Where a line contains the word "Companies", copy that line.

Records that describe figures
— Begin —

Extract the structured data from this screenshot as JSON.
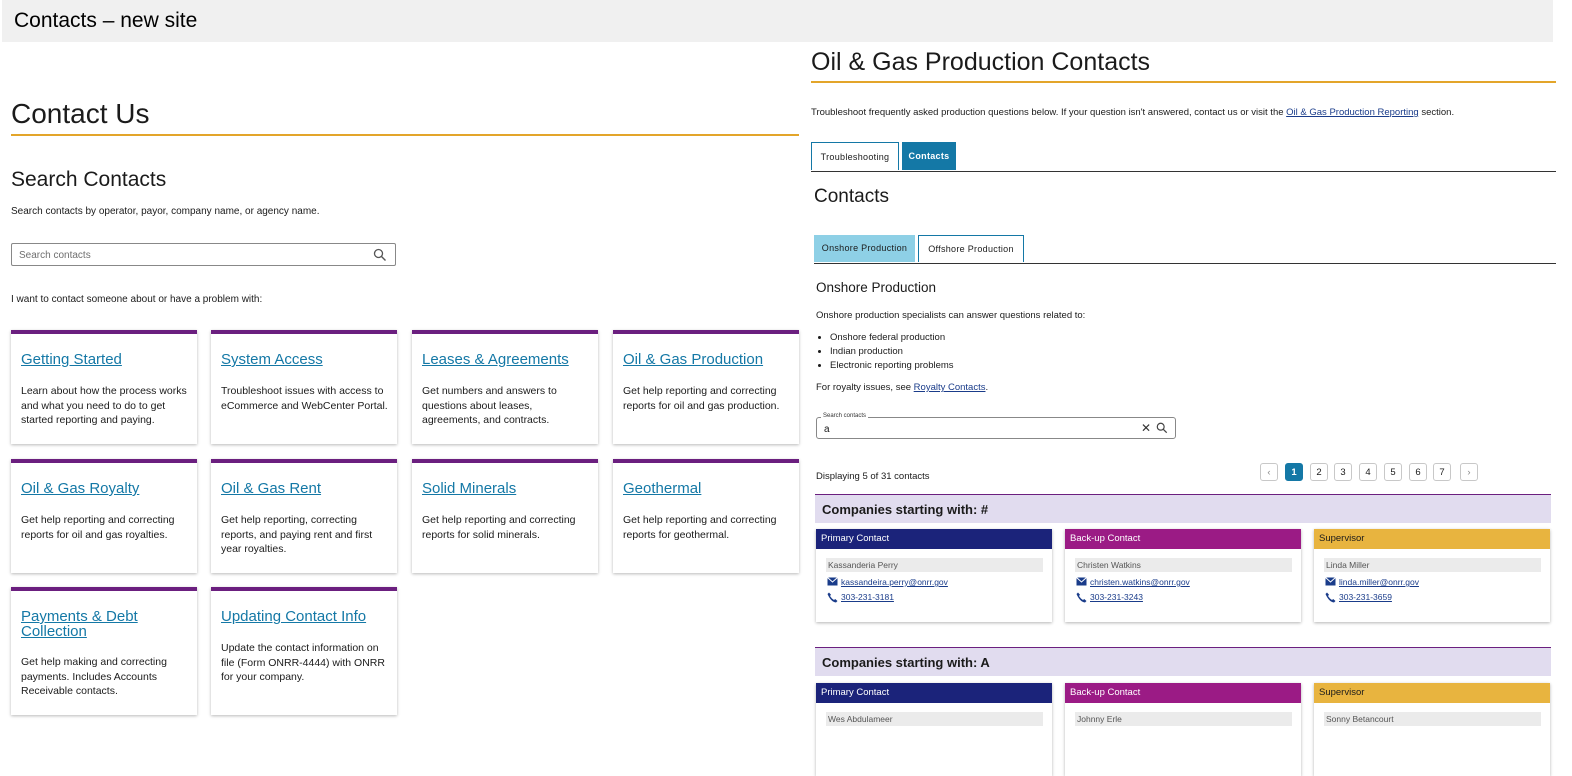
{
  "window": {
    "title": "Contacts – new site"
  },
  "left": {
    "heading": "Contact Us",
    "search_heading": "Search Contacts",
    "search_desc": "Search contacts by operator, payor, company name, or agency name.",
    "search_placeholder": "Search contacts",
    "prompt": "I want to contact someone about or have a problem with:",
    "cards": [
      {
        "title": "Getting Started",
        "body": "Learn about how the process works and what you need to do to get started reporting and paying."
      },
      {
        "title": "System Access",
        "body": "Troubleshoot issues with access to eCommerce and WebCenter Portal."
      },
      {
        "title": "Leases & Agreements",
        "body": "Get numbers and answers to questions about leases, agreements, and contracts."
      },
      {
        "title": "Oil & Gas Production",
        "body": "Get help reporting and correcting reports for oil and gas production."
      },
      {
        "title": "Oil & Gas Royalty",
        "body": "Get help reporting and correcting reports for oil and gas royalties."
      },
      {
        "title": "Oil & Gas Rent",
        "body": "Get help reporting, correcting reports, and paying rent and first year royalties."
      },
      {
        "title": "Solid Minerals",
        "body": "Get help reporting and correcting reports for solid minerals."
      },
      {
        "title": "Geothermal",
        "body": "Get help reporting and correcting reports for geothermal."
      },
      {
        "title": "Payments & Debt Collection",
        "body": "Get help making and correcting payments. Includes Accounts Receivable contacts."
      },
      {
        "title": "Updating Contact Info",
        "body": "Update the contact information on file (Form ONRR-4444) with ONRR for your company."
      }
    ]
  },
  "right": {
    "title": "Oil & Gas Production Contacts",
    "desc_before": "Troubleshoot frequently asked production questions below. If your question isn't answered, contact us or visit the ",
    "desc_link": "Oil & Gas Production Reporting",
    "desc_after": " section.",
    "tabs": [
      "Troubleshooting",
      "Contacts"
    ],
    "contacts_heading": "Contacts",
    "subtabs": [
      "Onshore Production",
      "Offshore Production"
    ],
    "section_title": "Onshore Production",
    "section_desc": "Onshore production specialists can answer questions related to:",
    "bullets": [
      "Onshore federal production",
      "Indian production",
      "Electronic reporting problems"
    ],
    "royalty_before": "For royalty issues, see ",
    "royalty_link": "Royalty Contacts",
    "royalty_after": ".",
    "search_label": "Search contacts",
    "search_value": "a",
    "displaying": "Displaying 5 of 31 contacts",
    "pages": [
      "1",
      "2",
      "3",
      "4",
      "5",
      "6",
      "7"
    ],
    "prev_glyph": "‹",
    "next_glyph": "›",
    "clear_glyph": "✕",
    "colors": {
      "primary": "#1b237a",
      "backup": "#9b1b85",
      "supervisor": "#e8b43f",
      "accent": "#1478a6",
      "rule": "#e3a52a"
    },
    "groups": [
      {
        "label": "Companies starting with: #",
        "contacts": [
          {
            "role": "Primary Contact",
            "name": "Kassanderia Perry",
            "email": "kassandeira.perry@onrr.gov",
            "phone": "303-231-3181"
          },
          {
            "role": "Back-up Contact",
            "name": "Christen Watkins",
            "email": "christen.watkins@onrr.gov",
            "phone": "303-231-3243"
          },
          {
            "role": "Supervisor",
            "name": "Linda Miller",
            "email": "linda.miller@onrr.gov",
            "phone": "303-231-3659"
          }
        ]
      },
      {
        "label": "Companies starting with: A",
        "contacts": [
          {
            "role": "Primary Contact",
            "name": "Wes Abdulameer"
          },
          {
            "role": "Back-up Contact",
            "name": "Johnny Erle"
          },
          {
            "role": "Supervisor",
            "name": "Sonny Betancourt"
          }
        ]
      }
    ]
  }
}
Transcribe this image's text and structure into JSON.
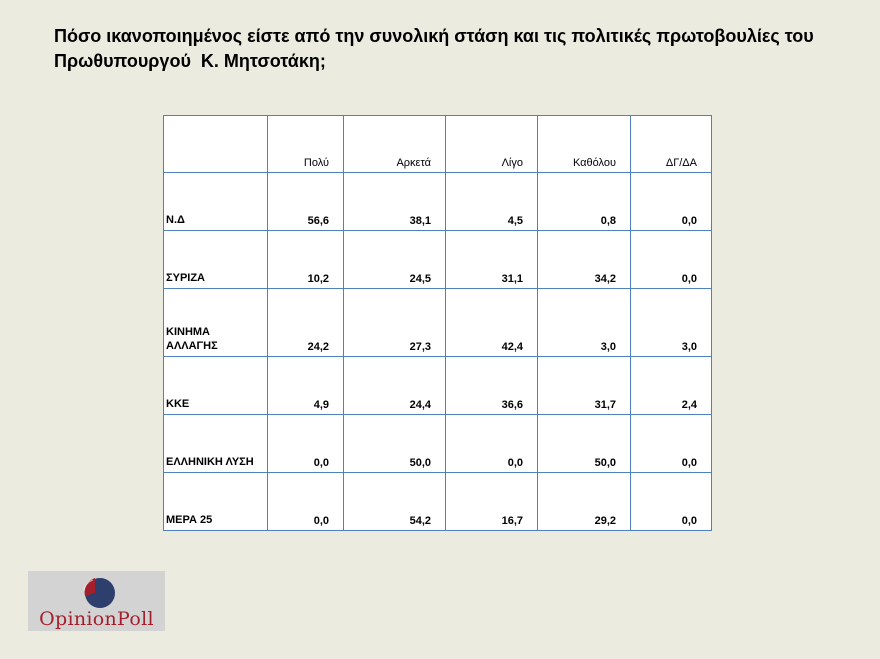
{
  "title": {
    "line1": "Πόσο ικανοποιημένος είστε από την συνολική στάση και τις πολιτικές πρωτοβουλίες του",
    "line2": "Πρωθυπουργού  Κ. Μητσοτάκη;"
  },
  "chart_data": {
    "type": "table",
    "columns": [
      "Πολύ",
      "Αρκετά",
      "Λίγο",
      "Καθόλου",
      "ΔΓ/ΔΑ"
    ],
    "rows": [
      {
        "label": "Ν.Δ",
        "values": [
          "56,6",
          "38,1",
          "4,5",
          "0,8",
          "0,0"
        ]
      },
      {
        "label": "ΣΥΡΙΖΑ",
        "values": [
          "10,2",
          "24,5",
          "31,1",
          "34,2",
          "0,0"
        ]
      },
      {
        "label": "ΚΙΝΗΜΑ ΑΛΛΑΓΗΣ",
        "label_lines": [
          "ΚΙΝΗΜΑ",
          "ΑΛΛΑΓΗΣ"
        ],
        "values": [
          "24,2",
          "27,3",
          "42,4",
          "3,0",
          "3,0"
        ]
      },
      {
        "label": "ΚΚΕ",
        "values": [
          "4,9",
          "24,4",
          "36,6",
          "31,7",
          "2,4"
        ]
      },
      {
        "label": "ΕΛΛΗΝΙΚΗ ΛΥΣΗ",
        "values": [
          "0,0",
          "50,0",
          "0,0",
          "50,0",
          "0,0"
        ]
      },
      {
        "label": "ΜΕΡΑ 25",
        "values": [
          "0,0",
          "54,2",
          "16,7",
          "29,2",
          "0,0"
        ]
      }
    ]
  },
  "logo": {
    "text_main": "Opinion",
    "text_accent": "Poll",
    "icon": "opinion-poll-logo-icon",
    "colors": {
      "red": "#a31f2c",
      "navy": "#2e3f6e",
      "text": "#a31f2c"
    }
  },
  "colors": {
    "background": "#ecebe0",
    "table_border": "#4f81bd",
    "table_fill": "#ffffff"
  }
}
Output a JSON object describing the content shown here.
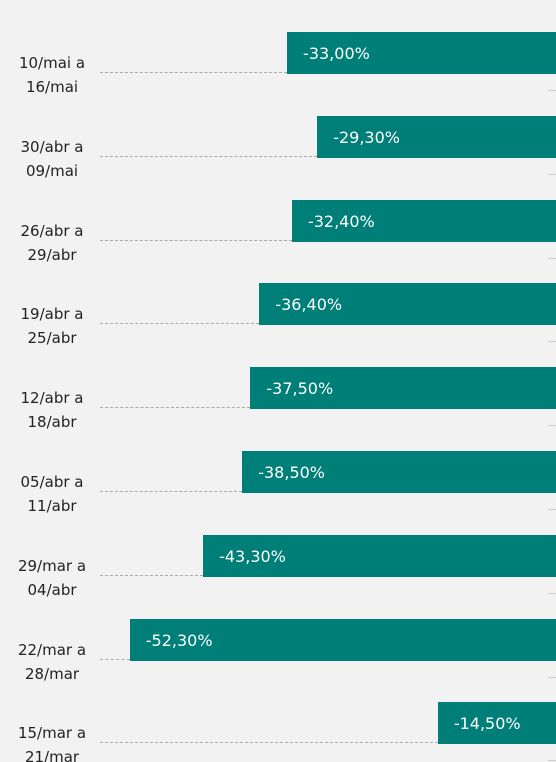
{
  "chart_data": {
    "type": "barh",
    "categories": [
      "10/mai a 16/mai",
      "30/abr a 09/mai",
      "26/abr a 29/abr",
      "19/abr a 25/abr",
      "12/abr a 18/abr",
      "05/abr a 11/abr",
      "29/mar a 04/abr",
      "22/mar a 28/mar",
      "15/mar a 21/mar"
    ],
    "values": [
      -33,
      -29.3,
      -32.4,
      -36.4,
      -37.5,
      -38.5,
      -43.3,
      -52.3,
      -14.5
    ],
    "value_labels": [
      "-33,00%",
      "-29,30%",
      "-32,40%",
      "-36,40%",
      "-37,50%",
      "-38,50%",
      "-43,30%",
      "-52,30%",
      "-14,50%"
    ],
    "color": "#007f78",
    "xlim": [
      -60,
      0
    ]
  }
}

— End —

_FINISHED TASK_:
        "label": "Companies starting with: #",
        "label": "Companies starting with: A",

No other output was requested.